Your copy should contain exactly the lines from the one that holds "Parse this screenshot: output" through the end of the material, reproduced as written, with no pictures.

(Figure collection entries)

◇ ◇ ◇ ◇ ◇

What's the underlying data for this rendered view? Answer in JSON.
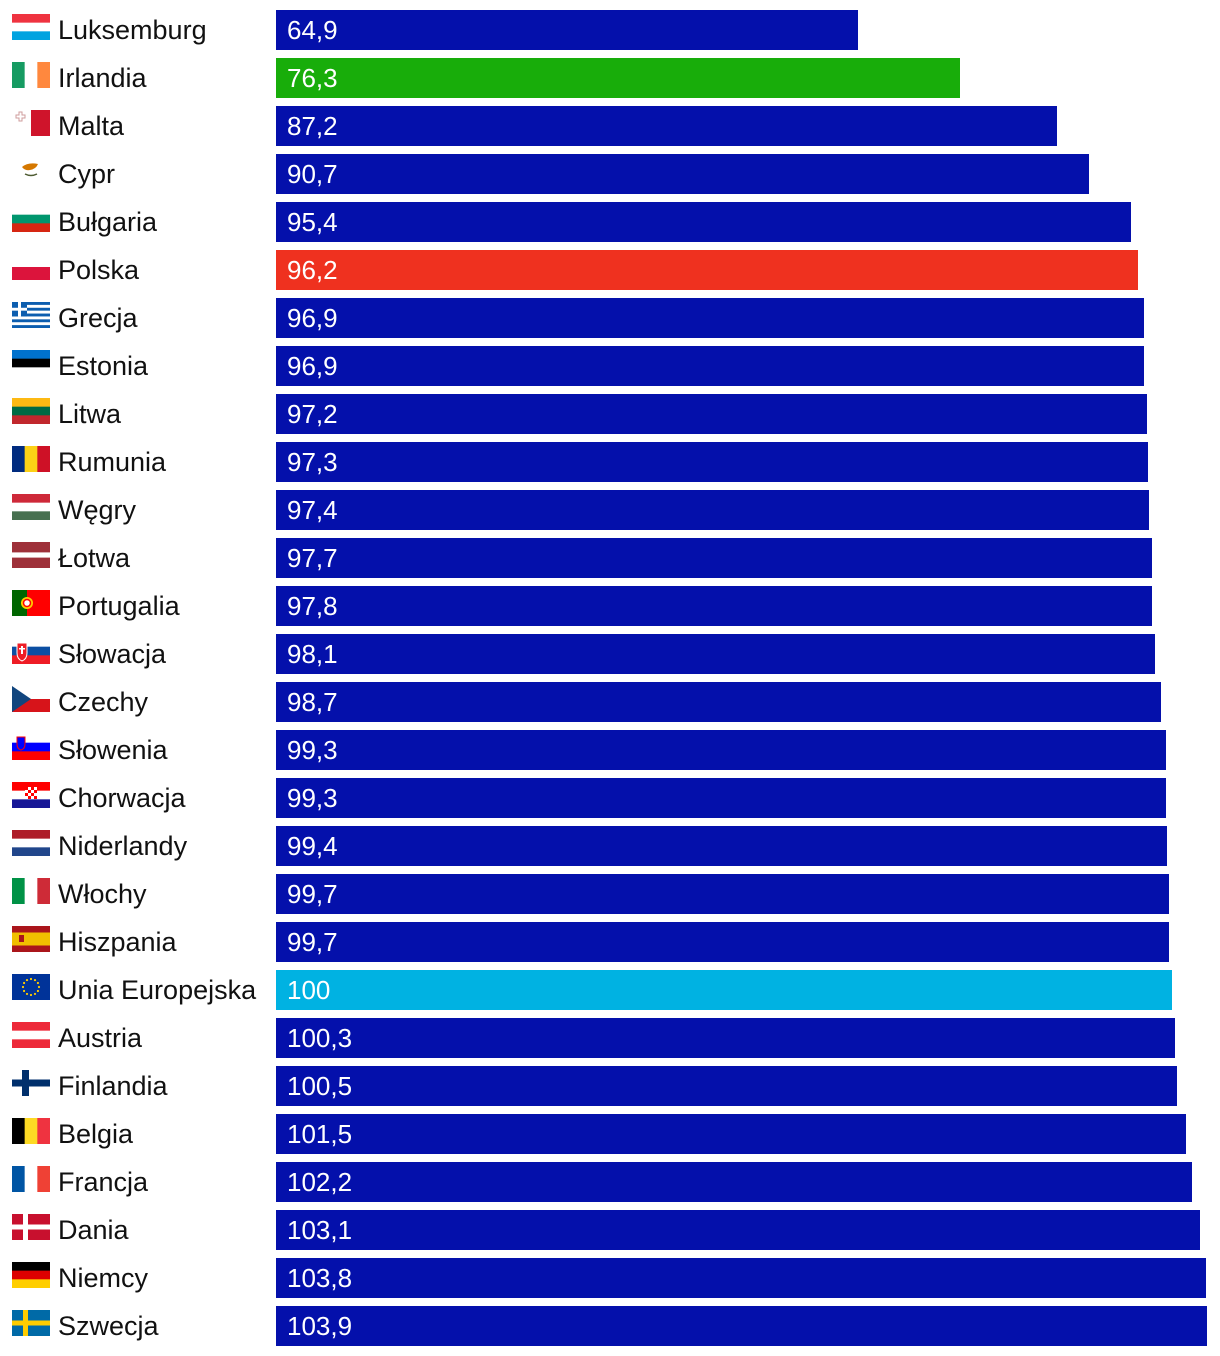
{
  "chart_data": {
    "type": "bar",
    "orientation": "horizontal",
    "categories": [
      "Luksemburg",
      "Irlandia",
      "Malta",
      "Cypr",
      "Bułgaria",
      "Polska",
      "Grecja",
      "Estonia",
      "Litwa",
      "Rumunia",
      "Węgry",
      "Łotwa",
      "Portugalia",
      "Słowacja",
      "Czechy",
      "Słowenia",
      "Chorwacja",
      "Niderlandy",
      "Włochy",
      "Hiszpania",
      "Unia Europejska",
      "Austria",
      "Finlandia",
      "Belgia",
      "Francja",
      "Dania",
      "Niemcy",
      "Szwecja"
    ],
    "values": [
      64.9,
      76.3,
      87.2,
      90.7,
      95.4,
      96.2,
      96.9,
      96.9,
      97.2,
      97.3,
      97.4,
      97.7,
      97.8,
      98.1,
      98.7,
      99.3,
      99.3,
      99.4,
      99.7,
      99.7,
      100,
      100.3,
      100.5,
      101.5,
      102.2,
      103.1,
      103.8,
      103.9
    ],
    "value_labels": [
      "64,9",
      "76,3",
      "87,2",
      "90,7",
      "95,4",
      "96,2",
      "96,9",
      "96,9",
      "97,2",
      "97,3",
      "97,4",
      "97,7",
      "97,8",
      "98,1",
      "98,7",
      "99,3",
      "99,3",
      "99,4",
      "99,7",
      "99,7",
      "100",
      "100,3",
      "100,5",
      "101,5",
      "102,2",
      "103,1",
      "103,8",
      "103,9"
    ],
    "flags": [
      "lu",
      "ie",
      "mt",
      "cy",
      "bg",
      "pl",
      "gr",
      "ee",
      "lt",
      "ro",
      "hu",
      "lv",
      "pt",
      "sk",
      "cz",
      "si",
      "hr",
      "nl",
      "it",
      "es",
      "eu",
      "at",
      "fi",
      "be",
      "fr",
      "dk",
      "de",
      "se"
    ],
    "colors": {
      "default": "#0410AB",
      "Irlandia": "#18AD0A",
      "Polska": "#EF311F",
      "Unia Europejska": "#00B2E2"
    },
    "xlim": [
      0,
      104
    ],
    "title": "",
    "xlabel": "",
    "ylabel": "",
    "grid": false,
    "legend": "none"
  }
}
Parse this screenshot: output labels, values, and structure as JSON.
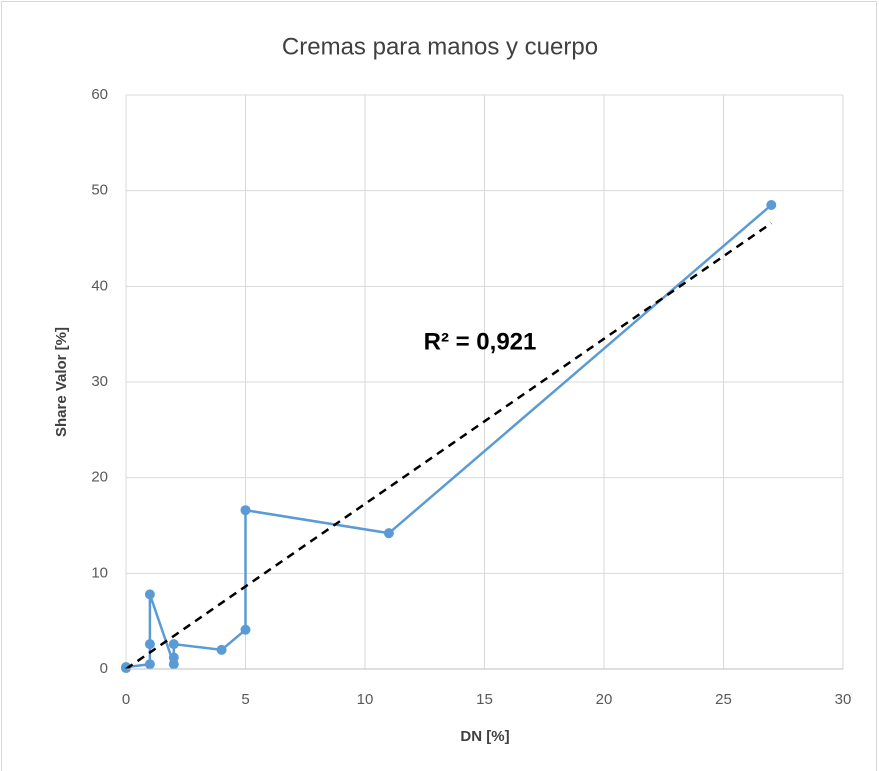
{
  "chart_data": {
    "type": "scatter",
    "title": "Cremas para manos y cuerpo",
    "xlabel": "DN [%]",
    "ylabel": "Share Valor [%]",
    "series": [
      {
        "color": "#5b9bd5",
        "lines": true,
        "x": [
          0,
          0,
          1,
          1,
          1,
          2,
          2,
          2,
          4,
          5,
          5,
          11,
          27
        ],
        "values": [
          0.1,
          0.2,
          0.5,
          2.6,
          7.8,
          0.5,
          1.2,
          2.6,
          2.0,
          4.1,
          16.6,
          14.2,
          48.5
        ]
      }
    ],
    "trendline": {
      "color": "#000000",
      "x": [
        0,
        27
      ],
      "values": [
        0.0,
        46.6
      ]
    },
    "annotations": [
      "R² = 0,921"
    ],
    "xlim": [
      0,
      30
    ],
    "xticks": [
      0,
      5,
      10,
      15,
      20,
      25,
      30
    ],
    "ylim": [
      0,
      60
    ],
    "yticks": [
      0,
      10,
      20,
      30,
      40,
      50,
      60
    ],
    "grid": true
  }
}
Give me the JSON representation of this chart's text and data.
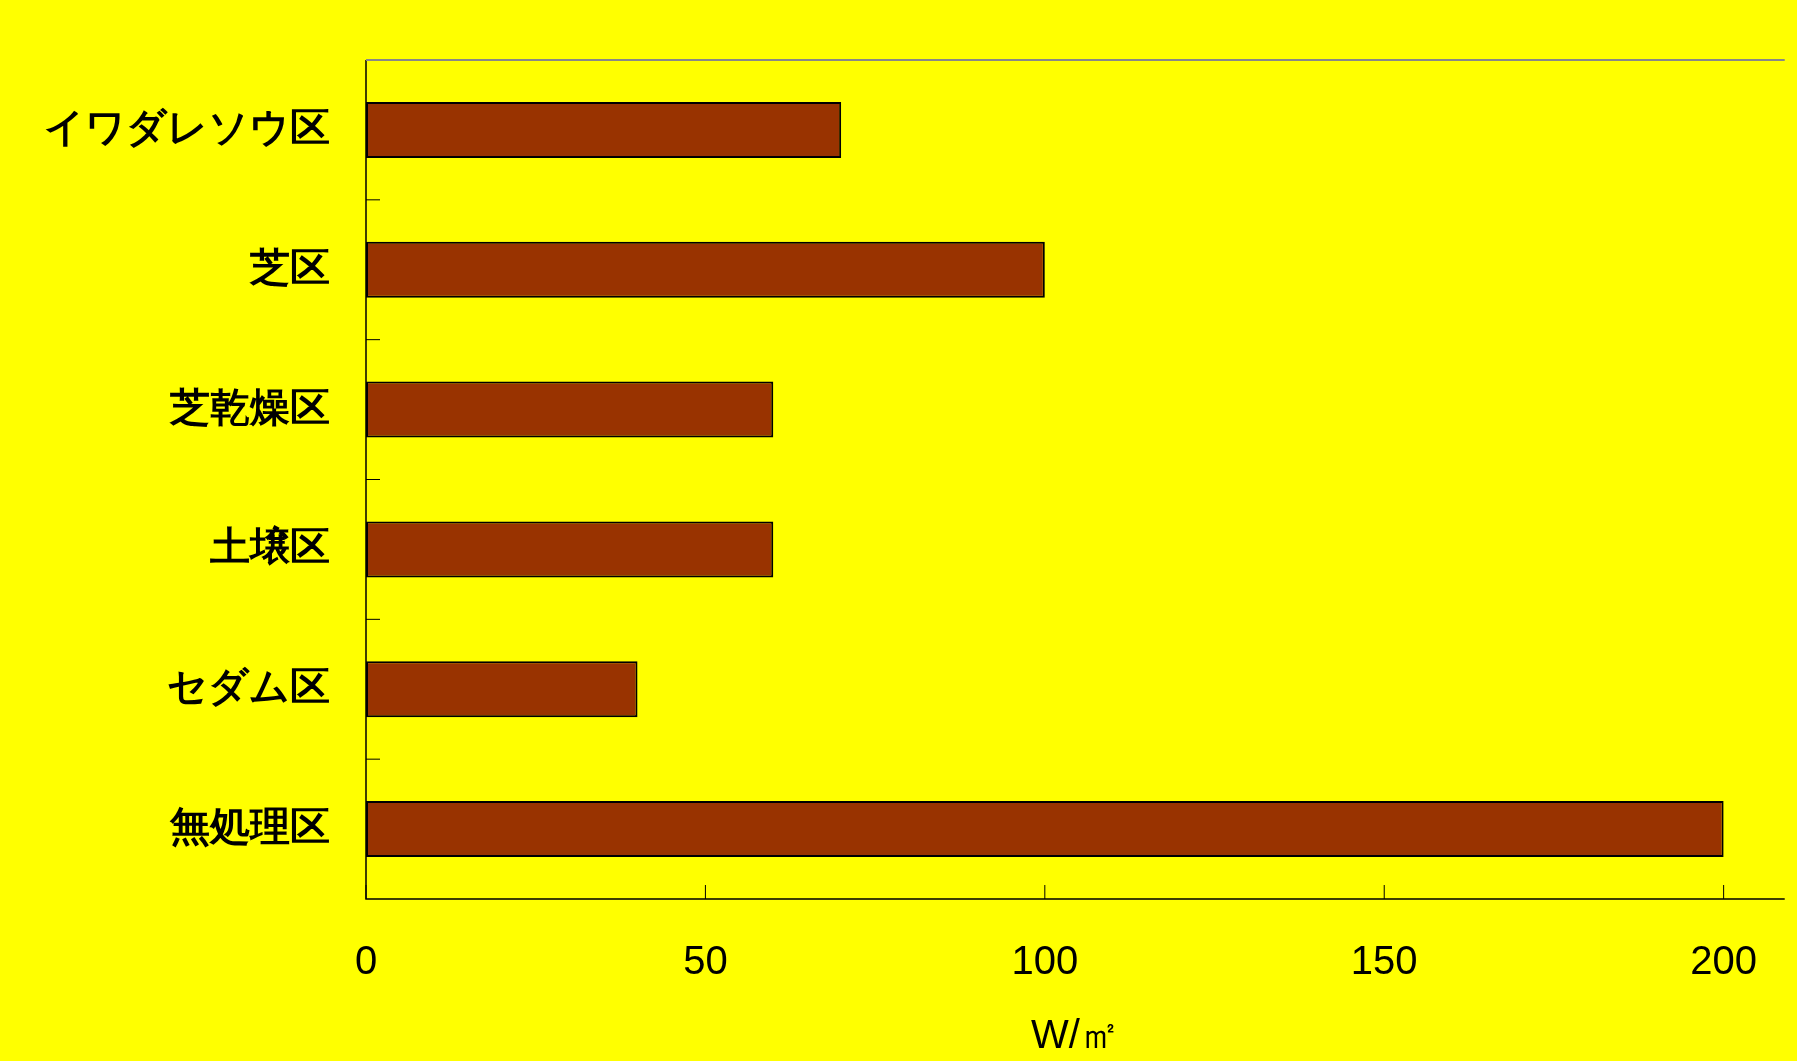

◇ ◇ ◇ ◇ ◇

- Answer to this problem:
Parse this screenshot: output labels, values, and structure as JSON.
{
  "chart_data": {
    "type": "scatter",
    "title": "Cremas para manos y cuerpo",
    "xlabel": "DN [%]",
    "ylabel": "Share Valor [%]",
    "series": [
      {
        "color": "#5b9bd5",
        "lines": true,
        "x": [
          0,
          0,
          1,
          1,
          1,
          2,
          2,
          2,
          4,
          5,
          5,
          11,
          27
        ],
        "values": [
          0.1,
          0.2,
          0.5,
          2.6,
          7.8,
          0.5,
          1.2,
          2.6,
          2.0,
          4.1,
          16.6,
          14.2,
          48.5
        ]
      }
    ],
    "trendline": {
      "color": "#000000",
      "x": [
        0,
        27
      ],
      "values": [
        0.0,
        46.6
      ]
    },
    "annotations": [
      "R² = 0,921"
    ],
    "xlim": [
      0,
      30
    ],
    "xticks": [
      0,
      5,
      10,
      15,
      20,
      25,
      30
    ],
    "ylim": [
      0,
      60
    ],
    "yticks": [
      0,
      10,
      20,
      30,
      40,
      50,
      60
    ],
    "grid": true
  }
}
Give me the JSON representation of this chart's text and data.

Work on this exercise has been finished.